* begin Data extract *
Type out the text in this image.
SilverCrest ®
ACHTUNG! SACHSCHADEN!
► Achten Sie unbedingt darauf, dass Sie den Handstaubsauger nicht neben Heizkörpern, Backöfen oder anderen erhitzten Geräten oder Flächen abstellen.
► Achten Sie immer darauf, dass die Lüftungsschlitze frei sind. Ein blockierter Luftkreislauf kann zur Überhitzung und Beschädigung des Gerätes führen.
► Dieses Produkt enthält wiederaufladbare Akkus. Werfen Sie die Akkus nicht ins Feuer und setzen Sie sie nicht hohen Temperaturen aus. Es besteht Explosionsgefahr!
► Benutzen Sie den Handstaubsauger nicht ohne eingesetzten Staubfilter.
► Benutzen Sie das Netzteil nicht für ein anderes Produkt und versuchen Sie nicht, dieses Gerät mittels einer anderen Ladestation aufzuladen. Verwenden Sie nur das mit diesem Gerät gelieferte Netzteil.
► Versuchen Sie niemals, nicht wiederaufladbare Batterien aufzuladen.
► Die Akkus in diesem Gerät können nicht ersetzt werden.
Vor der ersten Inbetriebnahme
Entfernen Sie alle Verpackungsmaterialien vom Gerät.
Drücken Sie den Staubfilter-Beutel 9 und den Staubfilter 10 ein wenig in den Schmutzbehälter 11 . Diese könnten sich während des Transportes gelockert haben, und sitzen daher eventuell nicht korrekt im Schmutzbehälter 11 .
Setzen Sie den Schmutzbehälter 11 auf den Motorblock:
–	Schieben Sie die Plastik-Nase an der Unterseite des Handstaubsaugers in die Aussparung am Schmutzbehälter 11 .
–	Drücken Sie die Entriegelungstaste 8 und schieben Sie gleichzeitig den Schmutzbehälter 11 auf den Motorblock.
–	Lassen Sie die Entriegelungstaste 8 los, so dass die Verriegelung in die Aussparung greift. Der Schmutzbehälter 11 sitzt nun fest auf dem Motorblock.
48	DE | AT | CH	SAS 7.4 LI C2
* end Data extract *
_Work to complete_. Reproduce the material above exactly; please quote every line of it.

_Exercise output_.
Type out the text in this image.
SilverCrest ®
ACHTUNG! SACHSCHADEN!
► Achten Sie unbedingt darauf, dass Sie den Handstaubsauger nicht neben Heizkörpern, Backöfen oder anderen erhitzten Geräten oder Flächen abstellen.
► Achten Sie immer darauf, dass die Lüftungsschlitze frei sind. Ein blockierter Luftkreislauf kann zur Überhitzung und Beschädigung des Gerätes führen.
► Dieses Produkt enthält wiederaufladbare Akkus. Werfen Sie die Akkus nicht ins Feuer und setzen Sie sie nicht hohen Temperaturen aus. Es besteht Explosionsgefahr!
► Benutzen Sie den Handstaubsauger nicht ohne eingesetzten Staubfilter.
► Benutzen Sie das Netzteil nicht für ein anderes Produkt und versuchen Sie nicht, dieses Gerät mittels einer anderen Ladestation aufzuladen. Verwenden Sie nur das mit diesem Gerät gelieferte Netzteil.
► Versuchen Sie niemals, nicht wiederaufladbare Batterien aufzuladen.
► Die Akkus in diesem Gerät können nicht ersetzt werden.
Vor der ersten Inbetriebnahme
Entfernen Sie alle Verpackungsmaterialien vom Gerät.
Drücken Sie den Staubfilter-Beutel 9 und den Staubfilter 10 ein wenig in den Schmutzbehälter 11 . Diese könnten sich während des Transportes gelockert haben, und sitzen daher eventuell nicht korrekt im Schmutzbehälter 11 .
Setzen Sie den Schmutzbehälter 11 auf den Motorblock:
–	Schieben Sie die Plastik-Nase an der Unterseite des Handstaubsaugers in die Aussparung am Schmutzbehälter 11 .
–	Drücken Sie die Entriegelungstaste 8 und schieben Sie gleichzeitig den Schmutzbehälter 11 auf den Motorblock.
–	Lassen Sie die Entriegelungstaste 8 los, so dass die Verriegelung in die Aussparung greift. Der Schmutzbehälter 11 sitzt nun fest auf dem Motorblock.
48	DE | AT | CH	SAS 7.4 LI C2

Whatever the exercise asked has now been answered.